== Segment start ==

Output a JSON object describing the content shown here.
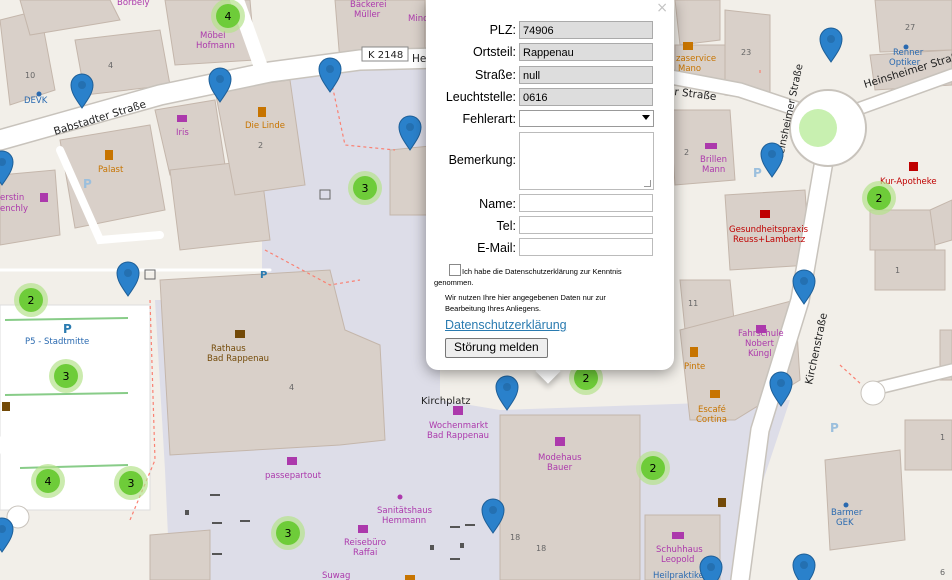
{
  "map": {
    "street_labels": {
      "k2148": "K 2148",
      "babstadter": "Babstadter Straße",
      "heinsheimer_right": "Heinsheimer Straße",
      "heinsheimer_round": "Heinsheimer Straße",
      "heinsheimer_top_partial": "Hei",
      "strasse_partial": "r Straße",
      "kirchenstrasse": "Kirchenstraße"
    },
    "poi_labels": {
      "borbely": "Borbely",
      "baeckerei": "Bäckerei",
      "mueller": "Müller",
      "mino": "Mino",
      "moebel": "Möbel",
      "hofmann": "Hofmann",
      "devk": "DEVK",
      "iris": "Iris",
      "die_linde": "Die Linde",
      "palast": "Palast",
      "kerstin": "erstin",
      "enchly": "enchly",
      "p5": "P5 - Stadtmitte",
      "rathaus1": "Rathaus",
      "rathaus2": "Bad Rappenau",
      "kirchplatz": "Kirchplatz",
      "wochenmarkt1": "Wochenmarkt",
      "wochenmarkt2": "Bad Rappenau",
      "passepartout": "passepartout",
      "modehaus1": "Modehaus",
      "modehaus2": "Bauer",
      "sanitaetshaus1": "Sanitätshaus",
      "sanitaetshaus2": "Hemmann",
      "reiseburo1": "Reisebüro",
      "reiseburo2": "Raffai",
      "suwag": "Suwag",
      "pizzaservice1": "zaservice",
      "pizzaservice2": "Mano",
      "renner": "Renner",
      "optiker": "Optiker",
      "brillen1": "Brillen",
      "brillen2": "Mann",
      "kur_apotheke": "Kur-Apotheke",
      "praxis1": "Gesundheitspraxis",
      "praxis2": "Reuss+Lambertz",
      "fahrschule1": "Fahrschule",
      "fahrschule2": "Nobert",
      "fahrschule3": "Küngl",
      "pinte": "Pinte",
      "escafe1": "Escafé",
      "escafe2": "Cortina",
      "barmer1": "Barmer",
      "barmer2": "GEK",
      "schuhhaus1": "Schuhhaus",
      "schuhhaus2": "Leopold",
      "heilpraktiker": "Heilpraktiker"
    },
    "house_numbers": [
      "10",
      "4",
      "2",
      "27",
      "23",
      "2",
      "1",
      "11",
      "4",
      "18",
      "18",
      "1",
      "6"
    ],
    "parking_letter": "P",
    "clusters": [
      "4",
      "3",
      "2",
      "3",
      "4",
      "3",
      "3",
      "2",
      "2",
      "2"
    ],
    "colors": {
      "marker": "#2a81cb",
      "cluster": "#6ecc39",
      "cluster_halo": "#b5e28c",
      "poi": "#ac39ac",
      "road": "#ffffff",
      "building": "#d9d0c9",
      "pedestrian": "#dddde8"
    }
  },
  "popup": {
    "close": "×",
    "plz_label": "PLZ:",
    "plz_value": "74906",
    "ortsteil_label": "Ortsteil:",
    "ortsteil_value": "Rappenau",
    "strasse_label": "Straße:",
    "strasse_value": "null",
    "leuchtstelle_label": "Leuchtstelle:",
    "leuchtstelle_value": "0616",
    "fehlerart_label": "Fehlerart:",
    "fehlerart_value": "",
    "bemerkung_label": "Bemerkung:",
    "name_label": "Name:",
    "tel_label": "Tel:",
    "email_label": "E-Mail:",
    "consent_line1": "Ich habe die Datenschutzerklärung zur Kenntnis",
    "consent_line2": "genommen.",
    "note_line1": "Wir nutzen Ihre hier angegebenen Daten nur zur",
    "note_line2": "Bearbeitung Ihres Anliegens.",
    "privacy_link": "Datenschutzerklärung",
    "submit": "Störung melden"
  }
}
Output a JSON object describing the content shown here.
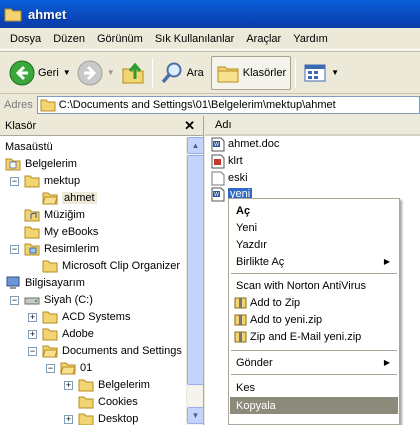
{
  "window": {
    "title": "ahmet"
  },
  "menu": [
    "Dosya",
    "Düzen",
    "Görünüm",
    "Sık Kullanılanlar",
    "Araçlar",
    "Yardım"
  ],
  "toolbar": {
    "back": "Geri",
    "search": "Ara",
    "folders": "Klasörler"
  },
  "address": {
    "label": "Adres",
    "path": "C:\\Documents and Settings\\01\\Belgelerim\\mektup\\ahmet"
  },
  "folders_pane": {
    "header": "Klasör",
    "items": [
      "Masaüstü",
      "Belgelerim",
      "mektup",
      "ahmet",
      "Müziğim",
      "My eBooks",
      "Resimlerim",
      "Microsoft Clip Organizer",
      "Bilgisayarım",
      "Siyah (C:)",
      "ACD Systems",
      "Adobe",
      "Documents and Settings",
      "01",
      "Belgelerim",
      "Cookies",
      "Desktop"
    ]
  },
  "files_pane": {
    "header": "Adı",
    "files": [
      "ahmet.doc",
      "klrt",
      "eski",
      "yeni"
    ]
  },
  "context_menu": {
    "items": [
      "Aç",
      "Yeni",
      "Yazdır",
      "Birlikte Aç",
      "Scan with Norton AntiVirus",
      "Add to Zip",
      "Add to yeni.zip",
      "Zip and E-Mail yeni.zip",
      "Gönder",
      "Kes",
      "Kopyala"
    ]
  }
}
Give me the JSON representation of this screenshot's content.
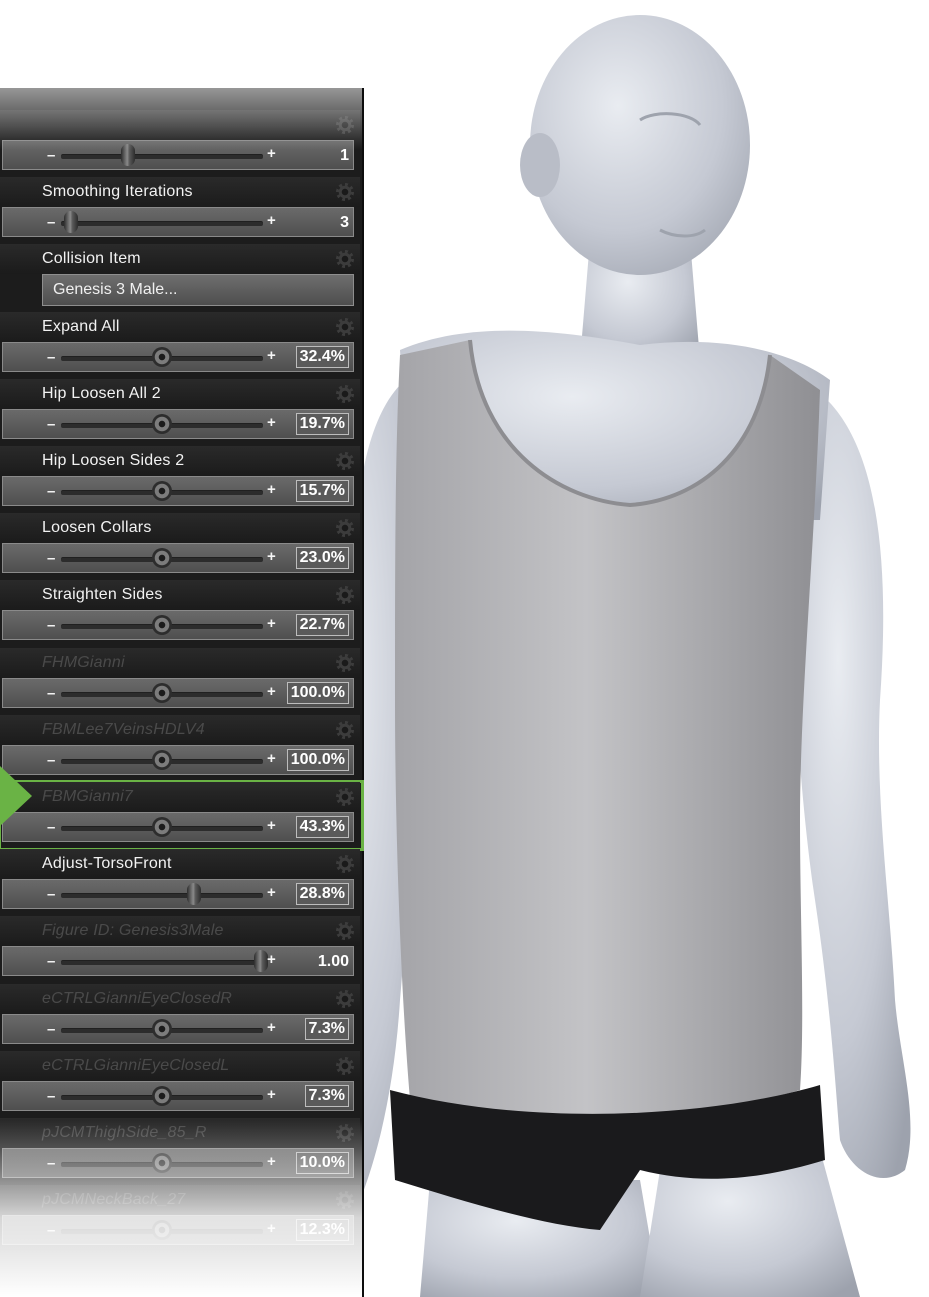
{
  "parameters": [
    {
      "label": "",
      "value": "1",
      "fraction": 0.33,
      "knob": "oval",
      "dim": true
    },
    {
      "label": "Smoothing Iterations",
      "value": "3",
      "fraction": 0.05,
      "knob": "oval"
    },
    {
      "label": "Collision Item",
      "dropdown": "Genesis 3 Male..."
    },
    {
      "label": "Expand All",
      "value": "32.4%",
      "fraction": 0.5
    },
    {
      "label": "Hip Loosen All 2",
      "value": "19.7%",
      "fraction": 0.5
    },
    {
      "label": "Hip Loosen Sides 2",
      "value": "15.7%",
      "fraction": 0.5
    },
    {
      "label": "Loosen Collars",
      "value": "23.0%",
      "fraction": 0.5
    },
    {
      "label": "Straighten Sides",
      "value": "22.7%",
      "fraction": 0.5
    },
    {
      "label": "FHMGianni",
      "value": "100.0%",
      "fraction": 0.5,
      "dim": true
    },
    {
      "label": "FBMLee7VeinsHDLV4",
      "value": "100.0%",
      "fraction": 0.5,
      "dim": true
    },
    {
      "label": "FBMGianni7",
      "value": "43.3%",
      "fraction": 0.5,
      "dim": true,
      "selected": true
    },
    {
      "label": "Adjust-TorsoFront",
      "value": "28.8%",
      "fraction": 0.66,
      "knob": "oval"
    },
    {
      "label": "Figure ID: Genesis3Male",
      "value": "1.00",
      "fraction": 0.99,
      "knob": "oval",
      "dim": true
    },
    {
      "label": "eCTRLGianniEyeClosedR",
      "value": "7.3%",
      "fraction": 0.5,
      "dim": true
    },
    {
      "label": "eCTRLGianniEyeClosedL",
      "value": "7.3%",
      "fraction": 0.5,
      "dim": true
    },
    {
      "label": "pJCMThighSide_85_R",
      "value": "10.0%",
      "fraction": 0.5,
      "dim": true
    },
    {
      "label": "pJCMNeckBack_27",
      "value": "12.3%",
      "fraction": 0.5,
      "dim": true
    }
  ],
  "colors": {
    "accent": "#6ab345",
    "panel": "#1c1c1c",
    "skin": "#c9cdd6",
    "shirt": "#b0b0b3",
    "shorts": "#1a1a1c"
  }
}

== Segment end ==

* **Assignment**
Give back the whole listing as it stands, minus its pictures.

* **Exercise solution**
Output a JSON object describing the content shown here.
{
  "map": {
    "street_labels": {
      "k2148": "K 2148",
      "babstadter": "Babstadter Straße",
      "heinsheimer_right": "Heinsheimer Straße",
      "heinsheimer_round": "Heinsheimer Straße",
      "heinsheimer_top_partial": "Hei",
      "strasse_partial": "r Straße",
      "kirchenstrasse": "Kirchenstraße"
    },
    "poi_labels": {
      "borbely": "Borbely",
      "baeckerei": "Bäckerei",
      "mueller": "Müller",
      "mino": "Mino",
      "moebel": "Möbel",
      "hofmann": "Hofmann",
      "devk": "DEVK",
      "iris": "Iris",
      "die_linde": "Die Linde",
      "palast": "Palast",
      "kerstin": "erstin",
      "enchly": "enchly",
      "p5": "P5 - Stadtmitte",
      "rathaus1": "Rathaus",
      "rathaus2": "Bad Rappenau",
      "kirchplatz": "Kirchplatz",
      "wochenmarkt1": "Wochenmarkt",
      "wochenmarkt2": "Bad Rappenau",
      "passepartout": "passepartout",
      "modehaus1": "Modehaus",
      "modehaus2": "Bauer",
      "sanitaetshaus1": "Sanitätshaus",
      "sanitaetshaus2": "Hemmann",
      "reiseburo1": "Reisebüro",
      "reiseburo2": "Raffai",
      "suwag": "Suwag",
      "pizzaservice1": "zaservice",
      "pizzaservice2": "Mano",
      "renner": "Renner",
      "optiker": "Optiker",
      "brillen1": "Brillen",
      "brillen2": "Mann",
      "kur_apotheke": "Kur-Apotheke",
      "praxis1": "Gesundheitspraxis",
      "praxis2": "Reuss+Lambertz",
      "fahrschule1": "Fahrschule",
      "fahrschule2": "Nobert",
      "fahrschule3": "Küngl",
      "pinte": "Pinte",
      "escafe1": "Escafé",
      "escafe2": "Cortina",
      "barmer1": "Barmer",
      "barmer2": "GEK",
      "schuhhaus1": "Schuhhaus",
      "schuhhaus2": "Leopold",
      "heilpraktiker": "Heilpraktiker"
    },
    "house_numbers": [
      "10",
      "4",
      "2",
      "27",
      "23",
      "2",
      "1",
      "11",
      "4",
      "18",
      "18",
      "1",
      "6"
    ],
    "parking_letter": "P",
    "clusters": [
      "4",
      "3",
      "2",
      "3",
      "4",
      "3",
      "3",
      "2",
      "2",
      "2"
    ],
    "colors": {
      "marker": "#2a81cb",
      "cluster": "#6ecc39",
      "cluster_halo": "#b5e28c",
      "poi": "#ac39ac",
      "road": "#ffffff",
      "building": "#d9d0c9",
      "pedestrian": "#dddde8"
    }
  },
  "popup": {
    "close": "×",
    "plz_label": "PLZ:",
    "plz_value": "74906",
    "ortsteil_label": "Ortsteil:",
    "ortsteil_value": "Rappenau",
    "strasse_label": "Straße:",
    "strasse_value": "null",
    "leuchtstelle_label": "Leuchtstelle:",
    "leuchtstelle_value": "0616",
    "fehlerart_label": "Fehlerart:",
    "fehlerart_value": "",
    "bemerkung_label": "Bemerkung:",
    "name_label": "Name:",
    "tel_label": "Tel:",
    "email_label": "E-Mail:",
    "consent_line1": "Ich habe die Datenschutzerklärung zur Kenntnis",
    "consent_line2": "genommen.",
    "note_line1": "Wir nutzen Ihre hier angegebenen Daten nur zur",
    "note_line2": "Bearbeitung Ihres Anliegens.",
    "privacy_link": "Datenschutzerklärung",
    "submit": "Störung melden"
  }
}
Output a JSON object describing the content shown here.
{
  "window": {
    "title": "ahmet"
  },
  "menu": [
    "Dosya",
    "Düzen",
    "Görünüm",
    "Sık Kullanılanlar",
    "Araçlar",
    "Yardım"
  ],
  "toolbar": {
    "back": "Geri",
    "search": "Ara",
    "folders": "Klasörler"
  },
  "address": {
    "label": "Adres",
    "path": "C:\\Documents and Settings\\01\\Belgelerim\\mektup\\ahmet"
  },
  "folders_pane": {
    "header": "Klasör",
    "items": [
      "Masaüstü",
      "Belgelerim",
      "mektup",
      "ahmet",
      "Müziğim",
      "My eBooks",
      "Resimlerim",
      "Microsoft Clip Organizer",
      "Bilgisayarım",
      "Siyah (C:)",
      "ACD Systems",
      "Adobe",
      "Documents and Settings",
      "01",
      "Belgelerim",
      "Cookies",
      "Desktop"
    ]
  },
  "files_pane": {
    "header": "Adı",
    "files": [
      "ahmet.doc",
      "klrt",
      "eski",
      "yeni"
    ]
  },
  "context_menu": {
    "items": [
      "Aç",
      "Yeni",
      "Yazdır",
      "Birlikte Aç",
      "Scan with Norton AntiVirus",
      "Add to Zip",
      "Add to yeni.zip",
      "Zip and E-Mail yeni.zip",
      "Gönder",
      "Kes",
      "Kopyala"
    ]
  }
}
Give me the JSON representation of this screenshot's content.
{
  "parameters": [
    {
      "label": "",
      "value": "1",
      "fraction": 0.33,
      "knob": "oval",
      "dim": true
    },
    {
      "label": "Smoothing Iterations",
      "value": "3",
      "fraction": 0.05,
      "knob": "oval"
    },
    {
      "label": "Collision Item",
      "dropdown": "Genesis 3 Male..."
    },
    {
      "label": "Expand All",
      "value": "32.4%",
      "fraction": 0.5
    },
    {
      "label": "Hip Loosen All 2",
      "value": "19.7%",
      "fraction": 0.5
    },
    {
      "label": "Hip Loosen Sides 2",
      "value": "15.7%",
      "fraction": 0.5
    },
    {
      "label": "Loosen Collars",
      "value": "23.0%",
      "fraction": 0.5
    },
    {
      "label": "Straighten Sides",
      "value": "22.7%",
      "fraction": 0.5
    },
    {
      "label": "FHMGianni",
      "value": "100.0%",
      "fraction": 0.5,
      "dim": true
    },
    {
      "label": "FBMLee7VeinsHDLV4",
      "value": "100.0%",
      "fraction": 0.5,
      "dim": true
    },
    {
      "label": "FBMGianni7",
      "value": "43.3%",
      "fraction": 0.5,
      "dim": true,
      "selected": true
    },
    {
      "label": "Adjust-TorsoFront",
      "value": "28.8%",
      "fraction": 0.66,
      "knob": "oval"
    },
    {
      "label": "Figure ID: Genesis3Male",
      "value": "1.00",
      "fraction": 0.99,
      "knob": "oval",
      "dim": true
    },
    {
      "label": "eCTRLGianniEyeClosedR",
      "value": "7.3%",
      "fraction": 0.5,
      "dim": true
    },
    {
      "label": "eCTRLGianniEyeClosedL",
      "value": "7.3%",
      "fraction": 0.5,
      "dim": true
    },
    {
      "label": "pJCMThighSide_85_R",
      "value": "10.0%",
      "fraction": 0.5,
      "dim": true
    },
    {
      "label": "pJCMNeckBack_27",
      "value": "12.3%",
      "fraction": 0.5,
      "dim": true
    }
  ],
  "colors": {
    "accent": "#6ab345",
    "panel": "#1c1c1c",
    "skin": "#c9cdd6",
    "shirt": "#b0b0b3",
    "shorts": "#1a1a1c"
  }
}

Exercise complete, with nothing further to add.